>> BEGIN Material to process
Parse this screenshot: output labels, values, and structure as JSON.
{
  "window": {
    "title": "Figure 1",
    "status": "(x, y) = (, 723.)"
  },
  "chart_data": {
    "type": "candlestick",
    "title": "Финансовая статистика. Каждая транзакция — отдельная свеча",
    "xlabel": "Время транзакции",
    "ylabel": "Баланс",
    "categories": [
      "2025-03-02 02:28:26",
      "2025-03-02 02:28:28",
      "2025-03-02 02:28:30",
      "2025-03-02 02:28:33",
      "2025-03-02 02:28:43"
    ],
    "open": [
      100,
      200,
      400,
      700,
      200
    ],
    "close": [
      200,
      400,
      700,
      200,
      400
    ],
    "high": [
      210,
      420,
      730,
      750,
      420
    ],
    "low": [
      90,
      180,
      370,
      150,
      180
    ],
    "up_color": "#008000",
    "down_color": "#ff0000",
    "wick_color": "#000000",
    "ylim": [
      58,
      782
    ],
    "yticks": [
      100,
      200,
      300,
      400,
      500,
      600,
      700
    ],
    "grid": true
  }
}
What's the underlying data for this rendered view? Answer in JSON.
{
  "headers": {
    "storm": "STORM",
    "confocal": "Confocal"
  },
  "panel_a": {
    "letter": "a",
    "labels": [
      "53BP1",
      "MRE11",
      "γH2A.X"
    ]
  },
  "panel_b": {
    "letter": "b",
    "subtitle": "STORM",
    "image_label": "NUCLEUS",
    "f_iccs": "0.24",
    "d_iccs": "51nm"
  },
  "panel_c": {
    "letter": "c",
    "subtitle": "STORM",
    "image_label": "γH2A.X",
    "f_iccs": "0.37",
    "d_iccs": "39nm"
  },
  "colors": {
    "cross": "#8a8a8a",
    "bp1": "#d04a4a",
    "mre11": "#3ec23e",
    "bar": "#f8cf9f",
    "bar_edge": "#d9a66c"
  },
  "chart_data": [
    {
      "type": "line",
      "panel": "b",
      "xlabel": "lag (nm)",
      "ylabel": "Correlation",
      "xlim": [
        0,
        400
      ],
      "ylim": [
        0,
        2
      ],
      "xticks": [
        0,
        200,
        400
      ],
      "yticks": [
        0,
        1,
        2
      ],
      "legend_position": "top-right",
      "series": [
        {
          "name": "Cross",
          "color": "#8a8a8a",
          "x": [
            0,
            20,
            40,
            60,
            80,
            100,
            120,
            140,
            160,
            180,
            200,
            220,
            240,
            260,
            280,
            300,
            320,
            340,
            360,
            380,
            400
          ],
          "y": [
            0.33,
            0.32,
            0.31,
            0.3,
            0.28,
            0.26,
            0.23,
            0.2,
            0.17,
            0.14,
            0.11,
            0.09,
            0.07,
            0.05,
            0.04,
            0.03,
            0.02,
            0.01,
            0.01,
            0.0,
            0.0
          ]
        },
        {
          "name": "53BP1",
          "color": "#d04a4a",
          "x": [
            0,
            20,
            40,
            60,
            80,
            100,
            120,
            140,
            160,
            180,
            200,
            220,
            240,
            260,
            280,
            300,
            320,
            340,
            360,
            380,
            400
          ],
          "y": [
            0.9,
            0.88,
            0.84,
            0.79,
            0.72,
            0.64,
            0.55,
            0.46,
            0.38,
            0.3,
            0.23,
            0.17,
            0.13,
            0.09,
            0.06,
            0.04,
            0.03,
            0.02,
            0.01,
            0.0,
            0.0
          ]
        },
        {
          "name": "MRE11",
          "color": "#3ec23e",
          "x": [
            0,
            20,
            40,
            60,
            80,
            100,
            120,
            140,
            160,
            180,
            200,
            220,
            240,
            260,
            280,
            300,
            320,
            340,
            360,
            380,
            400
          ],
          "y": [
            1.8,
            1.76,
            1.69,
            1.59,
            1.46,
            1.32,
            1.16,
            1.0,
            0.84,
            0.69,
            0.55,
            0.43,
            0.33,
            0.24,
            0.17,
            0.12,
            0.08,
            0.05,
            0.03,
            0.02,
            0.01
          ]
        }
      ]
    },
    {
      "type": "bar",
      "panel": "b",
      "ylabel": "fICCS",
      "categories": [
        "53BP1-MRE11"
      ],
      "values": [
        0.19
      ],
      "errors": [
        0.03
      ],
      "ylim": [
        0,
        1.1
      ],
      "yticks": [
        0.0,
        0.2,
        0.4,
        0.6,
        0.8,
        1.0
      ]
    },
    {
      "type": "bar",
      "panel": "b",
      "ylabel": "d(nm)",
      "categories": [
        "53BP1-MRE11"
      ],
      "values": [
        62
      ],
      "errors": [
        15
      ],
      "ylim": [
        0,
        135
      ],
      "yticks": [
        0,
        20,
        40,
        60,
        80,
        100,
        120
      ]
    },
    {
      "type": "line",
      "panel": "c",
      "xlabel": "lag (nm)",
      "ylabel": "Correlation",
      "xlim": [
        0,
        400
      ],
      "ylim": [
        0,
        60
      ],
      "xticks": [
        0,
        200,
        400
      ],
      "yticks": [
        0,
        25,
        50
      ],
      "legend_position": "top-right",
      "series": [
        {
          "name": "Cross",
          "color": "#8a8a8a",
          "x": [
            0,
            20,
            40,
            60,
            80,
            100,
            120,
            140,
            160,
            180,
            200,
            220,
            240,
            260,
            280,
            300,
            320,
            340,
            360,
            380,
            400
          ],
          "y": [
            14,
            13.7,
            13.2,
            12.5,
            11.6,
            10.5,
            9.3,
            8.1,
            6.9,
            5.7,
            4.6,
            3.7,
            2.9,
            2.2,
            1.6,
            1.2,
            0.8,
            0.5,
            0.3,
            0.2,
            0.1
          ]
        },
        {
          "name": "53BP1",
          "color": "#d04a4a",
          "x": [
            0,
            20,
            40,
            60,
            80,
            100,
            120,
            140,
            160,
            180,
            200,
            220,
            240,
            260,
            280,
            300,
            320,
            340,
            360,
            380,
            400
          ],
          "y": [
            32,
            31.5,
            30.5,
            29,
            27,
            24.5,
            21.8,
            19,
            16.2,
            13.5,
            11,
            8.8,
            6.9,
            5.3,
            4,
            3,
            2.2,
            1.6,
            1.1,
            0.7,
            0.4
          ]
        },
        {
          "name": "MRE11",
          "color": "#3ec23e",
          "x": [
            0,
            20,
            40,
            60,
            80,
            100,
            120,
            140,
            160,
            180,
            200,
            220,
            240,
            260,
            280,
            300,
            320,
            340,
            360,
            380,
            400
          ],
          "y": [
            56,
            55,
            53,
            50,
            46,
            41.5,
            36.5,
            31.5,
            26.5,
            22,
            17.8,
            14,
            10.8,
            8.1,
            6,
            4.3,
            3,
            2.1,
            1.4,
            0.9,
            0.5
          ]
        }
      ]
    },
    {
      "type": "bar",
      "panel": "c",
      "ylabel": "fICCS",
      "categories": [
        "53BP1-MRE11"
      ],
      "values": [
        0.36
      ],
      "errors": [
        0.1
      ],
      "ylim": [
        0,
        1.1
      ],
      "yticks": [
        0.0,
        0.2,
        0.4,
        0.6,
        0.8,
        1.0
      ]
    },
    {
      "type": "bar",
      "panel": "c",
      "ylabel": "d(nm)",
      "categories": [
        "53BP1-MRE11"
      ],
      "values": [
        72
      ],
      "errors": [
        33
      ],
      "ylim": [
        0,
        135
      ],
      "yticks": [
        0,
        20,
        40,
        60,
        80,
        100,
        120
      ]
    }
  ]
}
>> END Material to process
*What to do*
Print the whole listing exactly as it is.

*Result of the task*
Parse this screenshot: output labels, values, and structure as JSON.
{
  "window": {
    "title": "Figure 1",
    "status": "(x, y) = (, 723.)"
  },
  "chart_data": {
    "type": "candlestick",
    "title": "Финансовая статистика. Каждая транзакция — отдельная свеча",
    "xlabel": "Время транзакции",
    "ylabel": "Баланс",
    "categories": [
      "2025-03-02 02:28:26",
      "2025-03-02 02:28:28",
      "2025-03-02 02:28:30",
      "2025-03-02 02:28:33",
      "2025-03-02 02:28:43"
    ],
    "open": [
      100,
      200,
      400,
      700,
      200
    ],
    "close": [
      200,
      400,
      700,
      200,
      400
    ],
    "high": [
      210,
      420,
      730,
      750,
      420
    ],
    "low": [
      90,
      180,
      370,
      150,
      180
    ],
    "up_color": "#008000",
    "down_color": "#ff0000",
    "wick_color": "#000000",
    "ylim": [
      58,
      782
    ],
    "yticks": [
      100,
      200,
      300,
      400,
      500,
      600,
      700
    ],
    "grid": true
  }
}
What's the underlying data for this rendered view? Answer in JSON.
{
  "headers": {
    "storm": "STORM",
    "confocal": "Confocal"
  },
  "panel_a": {
    "letter": "a",
    "labels": [
      "53BP1",
      "MRE11",
      "γH2A.X"
    ]
  },
  "panel_b": {
    "letter": "b",
    "subtitle": "STORM",
    "image_label": "NUCLEUS",
    "f_iccs": "0.24",
    "d_iccs": "51nm"
  },
  "panel_c": {
    "letter": "c",
    "subtitle": "STORM",
    "image_label": "γH2A.X",
    "f_iccs": "0.37",
    "d_iccs": "39nm"
  },
  "colors": {
    "cross": "#8a8a8a",
    "bp1": "#d04a4a",
    "mre11": "#3ec23e",
    "bar": "#f8cf9f",
    "bar_edge": "#d9a66c"
  },
  "chart_data": [
    {
      "type": "line",
      "panel": "b",
      "xlabel": "lag (nm)",
      "ylabel": "Correlation",
      "xlim": [
        0,
        400
      ],
      "ylim": [
        0,
        2
      ],
      "xticks": [
        0,
        200,
        400
      ],
      "yticks": [
        0,
        1,
        2
      ],
      "legend_position": "top-right",
      "series": [
        {
          "name": "Cross",
          "color": "#8a8a8a",
          "x": [
            0,
            20,
            40,
            60,
            80,
            100,
            120,
            140,
            160,
            180,
            200,
            220,
            240,
            260,
            280,
            300,
            320,
            340,
            360,
            380,
            400
          ],
          "y": [
            0.33,
            0.32,
            0.31,
            0.3,
            0.28,
            0.26,
            0.23,
            0.2,
            0.17,
            0.14,
            0.11,
            0.09,
            0.07,
            0.05,
            0.04,
            0.03,
            0.02,
            0.01,
            0.01,
            0.0,
            0.0
          ]
        },
        {
          "name": "53BP1",
          "color": "#d04a4a",
          "x": [
            0,
            20,
            40,
            60,
            80,
            100,
            120,
            140,
            160,
            180,
            200,
            220,
            240,
            260,
            280,
            300,
            320,
            340,
            360,
            380,
            400
          ],
          "y": [
            0.9,
            0.88,
            0.84,
            0.79,
            0.72,
            0.64,
            0.55,
            0.46,
            0.38,
            0.3,
            0.23,
            0.17,
            0.13,
            0.09,
            0.06,
            0.04,
            0.03,
            0.02,
            0.01,
            0.0,
            0.0
          ]
        },
        {
          "name": "MRE11",
          "color": "#3ec23e",
          "x": [
            0,
            20,
            40,
            60,
            80,
            100,
            120,
            140,
            160,
            180,
            200,
            220,
            240,
            260,
            280,
            300,
            320,
            340,
            360,
            380,
            400
          ],
          "y": [
            1.8,
            1.76,
            1.69,
            1.59,
            1.46,
            1.32,
            1.16,
            1.0,
            0.84,
            0.69,
            0.55,
            0.43,
            0.33,
            0.24,
            0.17,
            0.12,
            0.08,
            0.05,
            0.03,
            0.02,
            0.01
          ]
        }
      ]
    },
    {
      "type": "bar",
      "panel": "b",
      "ylabel": "fICCS",
      "categories": [
        "53BP1-MRE11"
      ],
      "values": [
        0.19
      ],
      "errors": [
        0.03
      ],
      "ylim": [
        0,
        1.1
      ],
      "yticks": [
        0.0,
        0.2,
        0.4,
        0.6,
        0.8,
        1.0
      ]
    },
    {
      "type": "bar",
      "panel": "b",
      "ylabel": "d(nm)",
      "categories": [
        "53BP1-MRE11"
      ],
      "values": [
        62
      ],
      "errors": [
        15
      ],
      "ylim": [
        0,
        135
      ],
      "yticks": [
        0,
        20,
        40,
        60,
        80,
        100,
        120
      ]
    },
    {
      "type": "line",
      "panel": "c",
      "xlabel": "lag (nm)",
      "ylabel": "Correlation",
      "xlim": [
        0,
        400
      ],
      "ylim": [
        0,
        60
      ],
      "xticks": [
        0,
        200,
        400
      ],
      "yticks": [
        0,
        25,
        50
      ],
      "legend_position": "top-right",
      "series": [
        {
          "name": "Cross",
          "color": "#8a8a8a",
          "x": [
            0,
            20,
            40,
            60,
            80,
            100,
            120,
            140,
            160,
            180,
            200,
            220,
            240,
            260,
            280,
            300,
            320,
            340,
            360,
            380,
            400
          ],
          "y": [
            14,
            13.7,
            13.2,
            12.5,
            11.6,
            10.5,
            9.3,
            8.1,
            6.9,
            5.7,
            4.6,
            3.7,
            2.9,
            2.2,
            1.6,
            1.2,
            0.8,
            0.5,
            0.3,
            0.2,
            0.1
          ]
        },
        {
          "name": "53BP1",
          "color": "#d04a4a",
          "x": [
            0,
            20,
            40,
            60,
            80,
            100,
            120,
            140,
            160,
            180,
            200,
            220,
            240,
            260,
            280,
            300,
            320,
            340,
            360,
            380,
            400
          ],
          "y": [
            32,
            31.5,
            30.5,
            29,
            27,
            24.5,
            21.8,
            19,
            16.2,
            13.5,
            11,
            8.8,
            6.9,
            5.3,
            4,
            3,
            2.2,
            1.6,
            1.1,
            0.7,
            0.4
          ]
        },
        {
          "name": "MRE11",
          "color": "#3ec23e",
          "x": [
            0,
            20,
            40,
            60,
            80,
            100,
            120,
            140,
            160,
            180,
            200,
            220,
            240,
            260,
            280,
            300,
            320,
            340,
            360,
            380,
            400
          ],
          "y": [
            56,
            55,
            53,
            50,
            46,
            41.5,
            36.5,
            31.5,
            26.5,
            22,
            17.8,
            14,
            10.8,
            8.1,
            6,
            4.3,
            3,
            2.1,
            1.4,
            0.9,
            0.5
          ]
        }
      ]
    },
    {
      "type": "bar",
      "panel": "c",
      "ylabel": "fICCS",
      "categories": [
        "53BP1-MRE11"
      ],
      "values": [
        0.36
      ],
      "errors": [
        0.1
      ],
      "ylim": [
        0,
        1.1
      ],
      "yticks": [
        0.0,
        0.2,
        0.4,
        0.6,
        0.8,
        1.0
      ]
    },
    {
      "type": "bar",
      "panel": "c",
      "ylabel": "d(nm)",
      "categories": [
        "53BP1-MRE11"
      ],
      "values": [
        72
      ],
      "errors": [
        33
      ],
      "ylim": [
        0,
        135
      ],
      "yticks": [
        0,
        20,
        40,
        60,
        80,
        100,
        120
      ]
    }
  ]
}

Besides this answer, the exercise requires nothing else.